**TASK BRIEF:** Write out all lines holding the word "internship".

─── EXTRACTED DATA

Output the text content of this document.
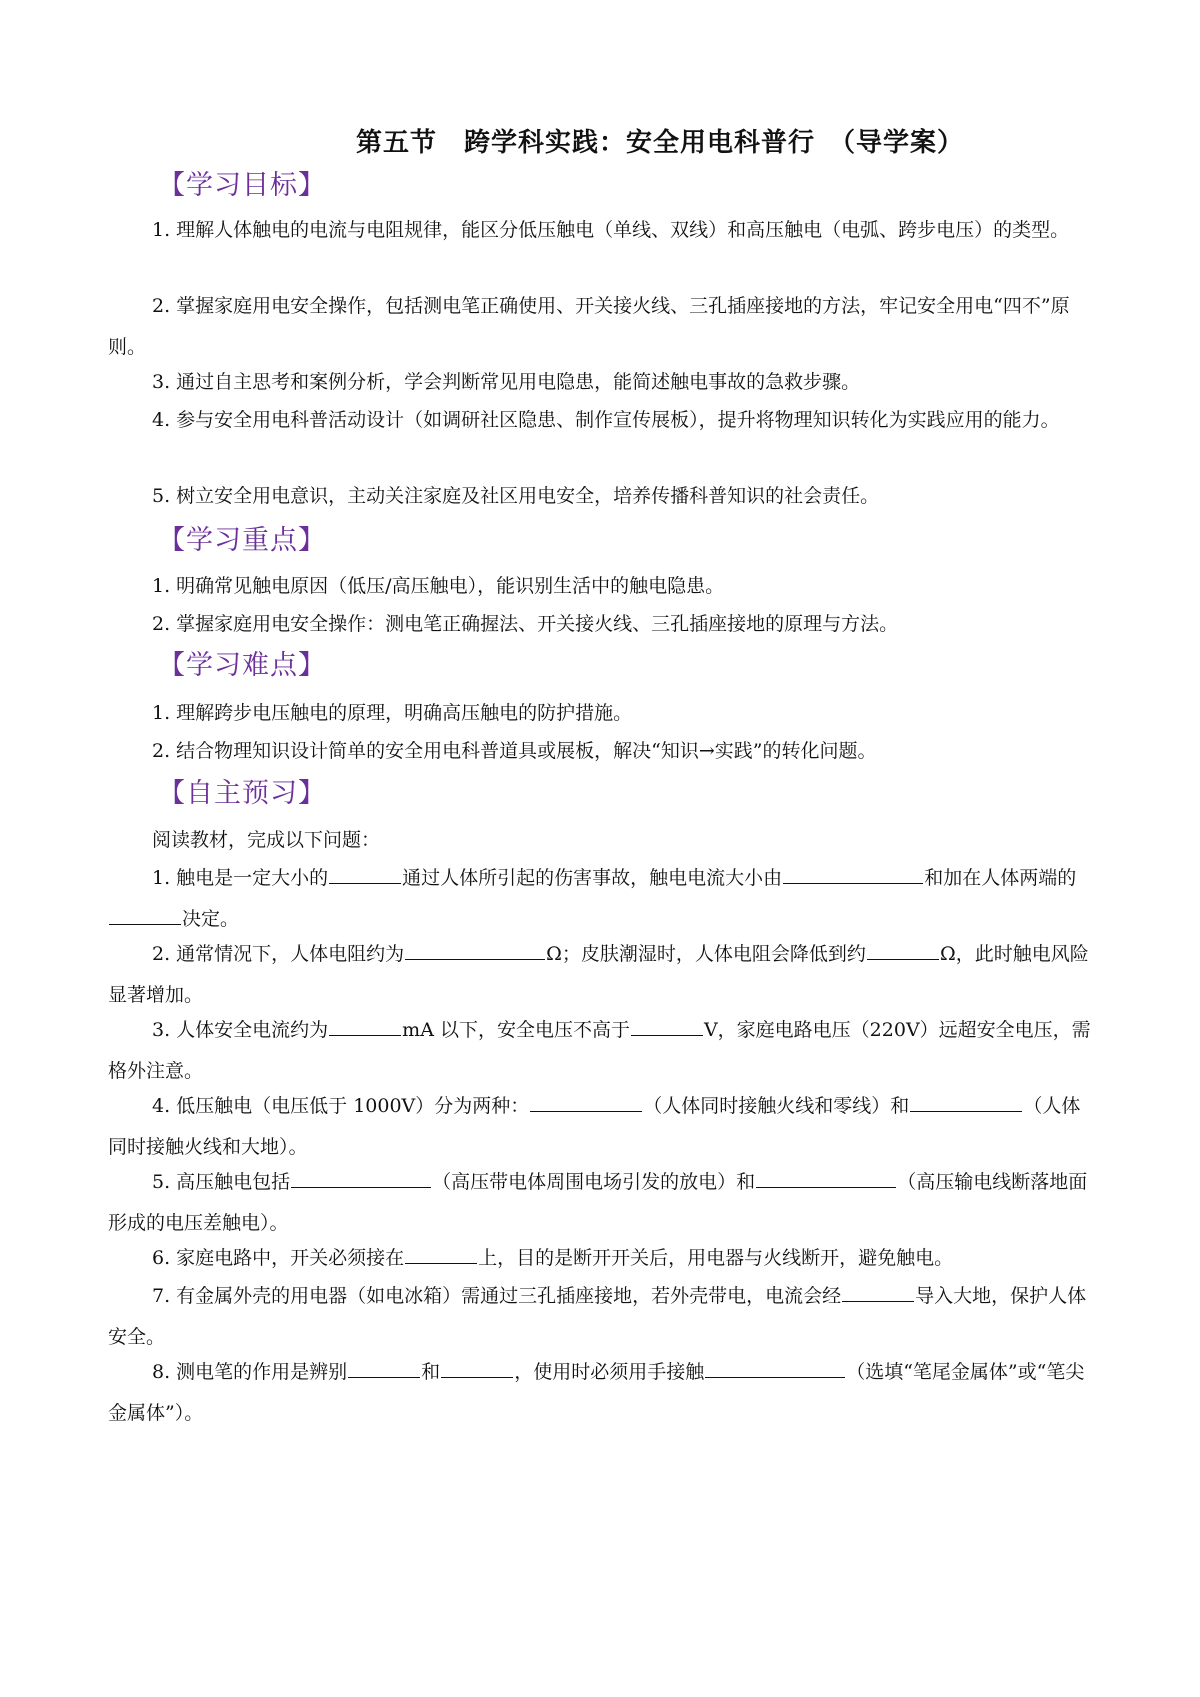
第五节　跨学科实践：安全用电科普行　（导学案）
【学习目标】
1. 理解人体触电的电流与电阻规律，能区分低压触电（单线、双线）和高压触电（电弧、跨步电压）的类型。
2. 掌握家庭用电安全操作，包括测电笔正确使用、开关接火线、三孔插座接地的方法，牢记安全用电“四不”原则。
3. 通过自主思考和案例分析，学会判断常见用电隐患，能简述触电事故的急救步骤。
4. 参与安全用电科普活动设计（如调研社区隐患、制作宣传展板），提升将物理知识转化为实践应用的能力。
5. 树立安全用电意识，主动关注家庭及社区用电安全，培养传播科普知识的社会责任。
【学习重点】
1. 明确常见触电原因（低压/高压触电），能识别生活中的触电隐患。
2. 掌握家庭用电安全操作：测电笔正确握法、开关接火线、三孔插座接地的原理与方法。
【学习难点】
1. 理解跨步电压触电的原理，明确高压触电的防护措施。
2. 结合物理知识设计简单的安全用电科普道具或展板，解决“知识→实践”的转化问题。
【自主预习】
阅读教材，完成以下问题：
1. 触电是一定大小的	通过人体所引起的伤害事故，触电电流大小由	和加在人体两端的决定。
2. 通常情况下，人体电阻约为	Ω；皮肤潮湿时，人体电阻会降低到约	Ω，此时触电风险显著增加。
3. 人体安全电流约为	mA 以下，安全电压不高于	V，家庭电路电压（220V）远超安全电压，需格外注意。
4. 低压触电（电压低于 1000V）分为两种：	（人体同时接触火线和零线）和	（人体同时接触火线和大地）。
5. 高压触电包括	（高压带电体周围电场引发的放电）和	（高压输电线断落地面形成的电压差触电）。
6. 家庭电路中，开关必须接在	上，目的是断开开关后，用电器与火线断开，避免触电。
7. 有金属外壳的用电器（如电冰箱）需通过三孔插座接地，若外壳带电，电流会经	导入大地，保护人体安全。
8. 测电笔的作用是辨别	和	，使用时必须用手接触	（选填“笔尾金属体”或“笔尖金属体”）。
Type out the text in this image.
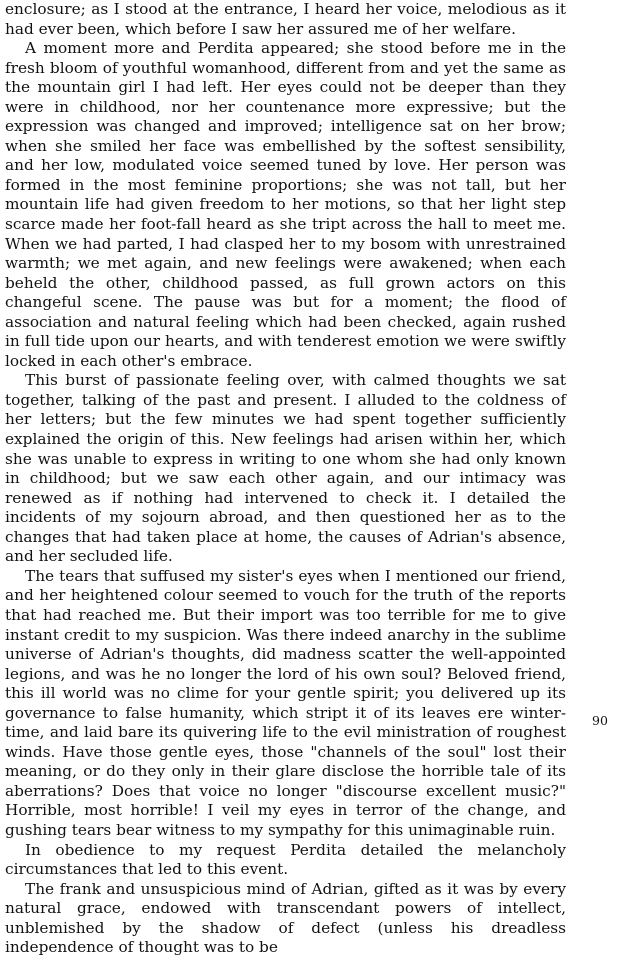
enclosure; as I stood at the entrance, I heard her voice, melodious as it had ever been, which before I saw her assured me of her welfare.

A moment more and Perdita appeared; she stood before me in the fresh bloom of youthful womanhood, different from and yet the same as the mountain girl I had left. Her eyes could not be deeper than they were in childhood, nor her countenance more expressive; but the expression was changed and improved; intelligence sat on her brow; when she smiled her face was embellished by the softest sensibility, and her low, modulated voice seemed tuned by love. Her person was formed in the most feminine proportions; she was not tall, but her mountain life had given freedom to her motions, so that her light step scarce made her foot-fall heard as she tript across the hall to meet me. When we had parted, I had clasped her to my bosom with unrestrained warmth; we met again, and new feelings were awakened; when each beheld the other, childhood passed, as full grown actors on this changeful scene. The pause was but for a moment; the flood of association and natural feeling which had been checked, again rushed in full tide upon our hearts, and with tenderest emotion we were swiftly locked in each other's embrace.

This burst of passionate feeling over, with calmed thoughts we sat together, talking of the past and present. I alluded to the coldness of her letters; but the few minutes we had spent together sufficiently explained the origin of this. New feelings had arisen within her, which she was unable to express in writing to one whom she had only known in childhood; but we saw each other again, and our intimacy was renewed as if nothing had intervened to check it. I detailed the incidents of my sojourn abroad, and then questioned her as to the changes that had taken place at home, the causes of Adrian's absence, and her secluded life.

The tears that suffused my sister's eyes when I mentioned our friend, and her heightened colour seemed to vouch for the truth of the reports that had reached me. But their import was too terrible for me to give instant credit to my suspicion. Was there indeed anarchy in the sublime universe of Adrian's thoughts, did madness scatter the well-appointed legions, and was he no longer the lord of his own soul? Beloved friend, this ill world was no clime for your gentle spirit; you delivered up its governance to false humanity, which stript it of its leaves ere winter-time, and laid bare its quivering life to the evil ministration of roughest winds. Have those gentle eyes, those "channels of the soul" lost their meaning, or do they only in their glare disclose the horrible tale of its aberrations? Does that voice no longer "discourse excellent music?" Horrible, most horrible! I veil my eyes in terror of the change, and gushing tears bear witness to my sympathy for this unimaginable ruin.

In obedience to my request Perdita detailed the melancholy circumstances that led to this event.

The frank and unsuspicious mind of Adrian, gifted as it was by every natural grace, endowed with transcendant powers of intellect, unblemished by the shadow of defect (unless his dreadless independence of thought was to be

90
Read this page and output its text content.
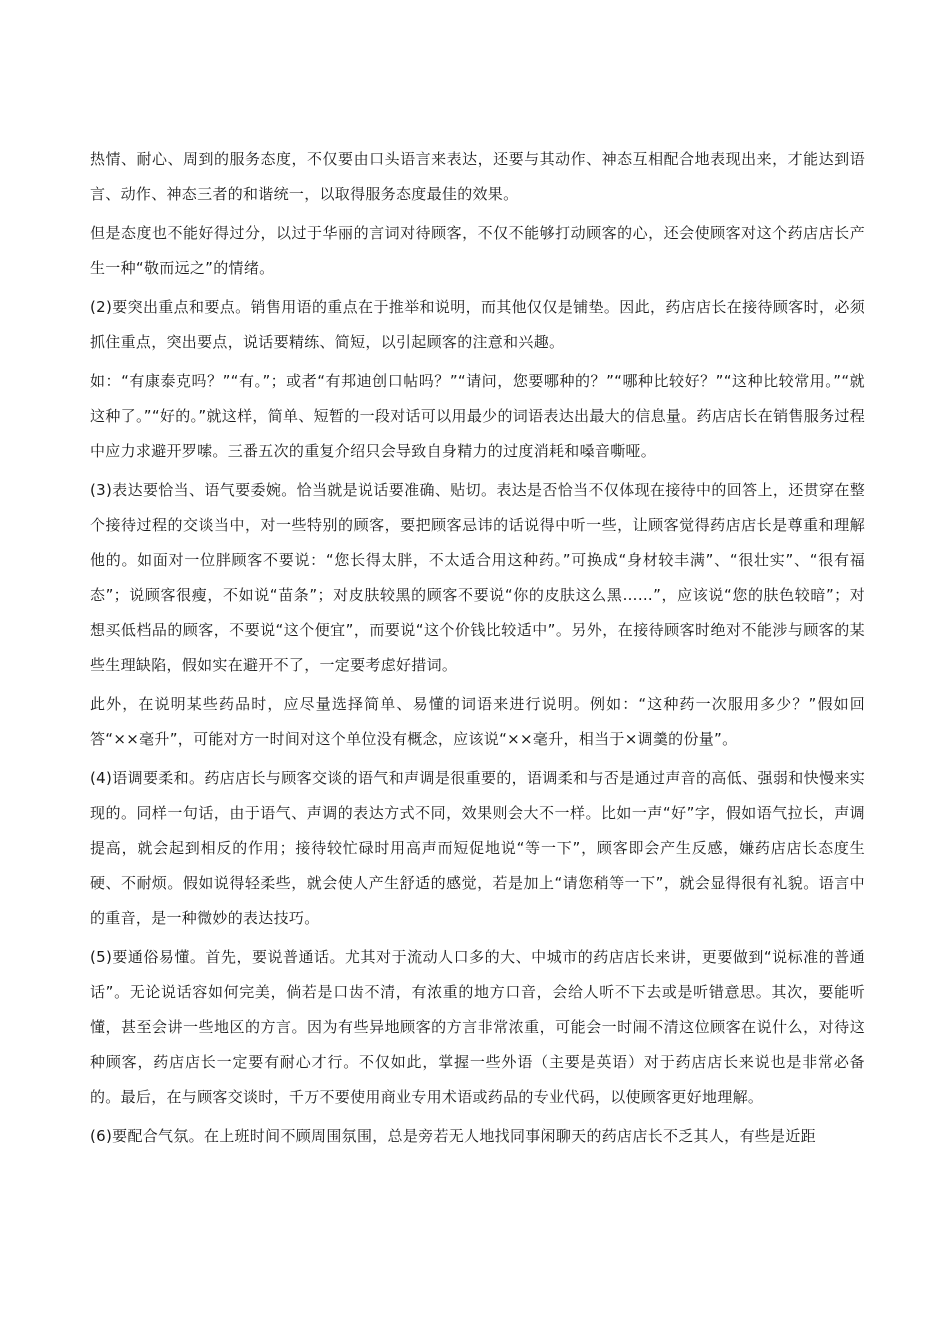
热情、耐心、周到的服务态度，不仅要由口头语言来表达，还要与其动作、神态互相配合地表现出来，才能达到语言、动作、神态三者的和谐统一，以取得服务态度最佳的效果。

但是态度也不能好得过分，以过于华丽的言词对待顾客，不仅不能够打动顾客的心，还会使顾客对这个药店店长产生一种“敬而远之”的情绪。

(2)要突出重点和要点。销售用语的重点在于推举和说明，而其他仅仅是铺垫。因此，药店店长在接待顾客时，必须抓住重点，突出要点，说话要精练、简短，以引起顾客的注意和兴趣。

如：“有康泰克吗？”“有。”；或者“有邦迪创口帖吗？”“请问，您要哪种的？”“哪种比较好？”“这种比较常用。”“就这种了。”“好的。”就这样，简单、短暂的一段对话可以用最少的词语表达出最大的信息量。药店店长在销售服务过程中应力求避开罗嗦。三番五次的重复介绍只会导致自身精力的过度消耗和嗓音嘶哑。

(3)表达要恰当、语气要委婉。恰当就是说话要准确、贴切。表达是否恰当不仅体现在接待中的回答上，还贯穿在整个接待过程的交谈当中，对一些特别的顾客，要把顾客忌讳的话说得中听一些，让顾客觉得药店店长是尊重和理解他的。如面对一位胖顾客不要说：“您长得太胖，不太适合用这种药。”可换成“身材较丰满”、“很壮实”、“很有福态”；说顾客很瘦，不如说“苗条”；对皮肤较黑的顾客不要说“你的皮肤这么黑……”，应该说“您的肤色较暗”；对想买低档品的顾客，不要说“这个便宜”，而要说“这个价钱比较适中”。另外，在接待顾客时绝对不能涉与顾客的某些生理缺陷，假如实在避开不了，一定要考虑好措词。

此外，在说明某些药品时，应尽量选择简单、易懂的词语来进行说明。例如：“这种药一次服用多少？”假如回答“××毫升”，可能对方一时间对这个单位没有概念，应该说“××毫升，相当于×调羹的份量”。

(4)语调要柔和。药店店长与顾客交谈的语气和声调是很重要的，语调柔和与否是通过声音的高低、强弱和快慢来实现的。同样一句话，由于语气、声调的表达方式不同，效果则会大不一样。比如一声“好”字，假如语气拉长，声调提高，就会起到相反的作用；接待较忙碌时用高声而短促地说“等一下”，顾客即会产生反感，嫌药店店长态度生硬、不耐烦。假如说得轻柔些，就会使人产生舒适的感觉，若是加上“请您稍等一下”，就会显得很有礼貌。语言中的重音，是一种微妙的表达技巧。

(5)要通俗易懂。首先，要说普通话。尤其对于流动人口多的大、中城市的药店店长来讲，更要做到“说标准的普通话”。无论说话容如何完美，倘若是口齿不清，有浓重的地方口音，会给人听不下去或是听错意思。其次，要能听懂，甚至会讲一些地区的方言。因为有些异地顾客的方言非常浓重，可能会一时闹不清这位顾客在说什么，对待这种顾客，药店店长一定要有耐心才行。不仅如此，掌握一些外语（主要是英语）对于药店店长来说也是非常必备的。最后，在与顾客交谈时，千万不要使用商业专用术语或药品的专业代码，以使顾客更好地理解。

(6)要配合气氛。在上班时间不顾周围氛围，总是旁若无人地找同事闲聊天的药店店长不乏其人，有些是近距
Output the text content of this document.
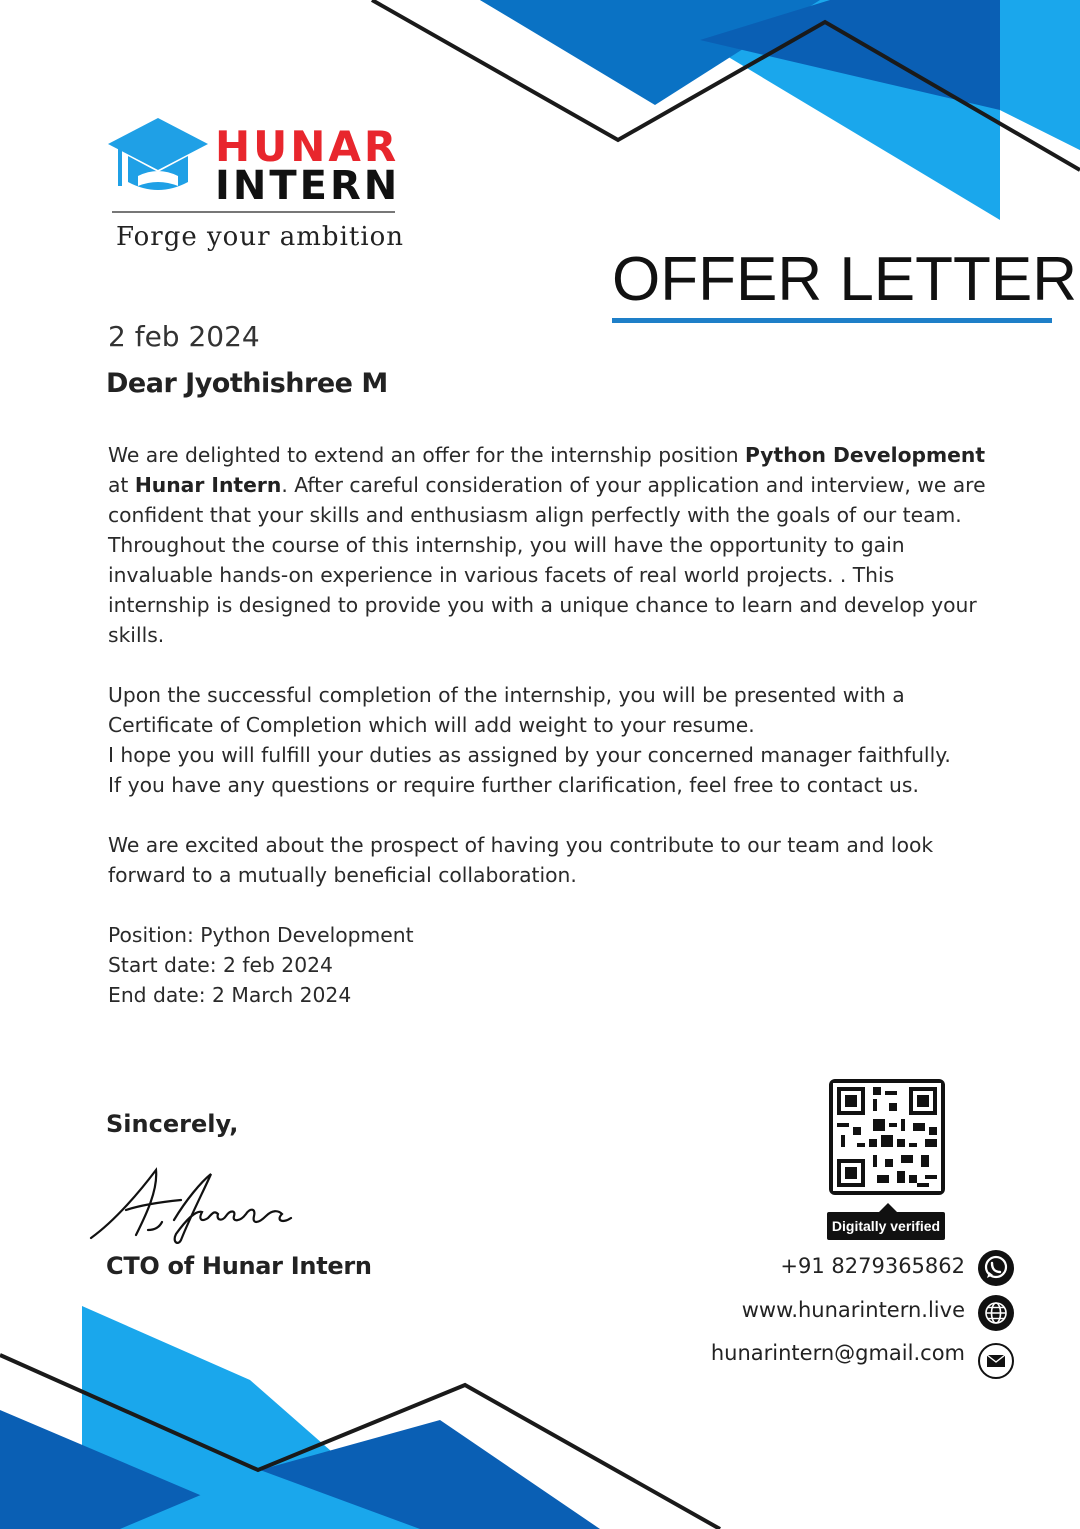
HUNAR
INTERN
Forge your ambition
OFFER LETTER
2 feb 2024
Dear Jyothishree M

We are delighted to extend an offer for the internship position Python Development

at Hunar Intern. After careful consideration of your application and interview, we are

confident that your skills and enthusiasm align perfectly with the goals of our team.

Throughout the course of this internship, you will have the opportunity to gain

invaluable hands-on experience in various facets of real world projects. . This

internship is designed to provide you with a unique chance to learn and develop your

skills.

Upon the successful completion of the internship, you will be presented with a

Certificate of Completion which will add weight to your resume.

I hope you will fulfill your duties as assigned by your concerned manager faithfully.

If you have any questions or require further clarification, feel free to contact us.

We are excited about the prospect of having you contribute to our team and look

forward to a mutually beneficial collaboration.

Position: Python Development

Start date: 2 feb 2024

End date: 2 March 2024

Sincerely,
CTO of Hunar Intern
Digitally verified
+91 8279365862
www.hunarintern.live
hunarintern@gmail.com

──────

**SOLUTION TO THE PROBLEM:**
We are delighted to extend an offer for the internship position Python Development
Throughout the course of this internship, you will have the opportunity to gain
internship is designed to provide you with a unique chance to learn and develop your
Upon the successful completion of the internship, you will be presented with a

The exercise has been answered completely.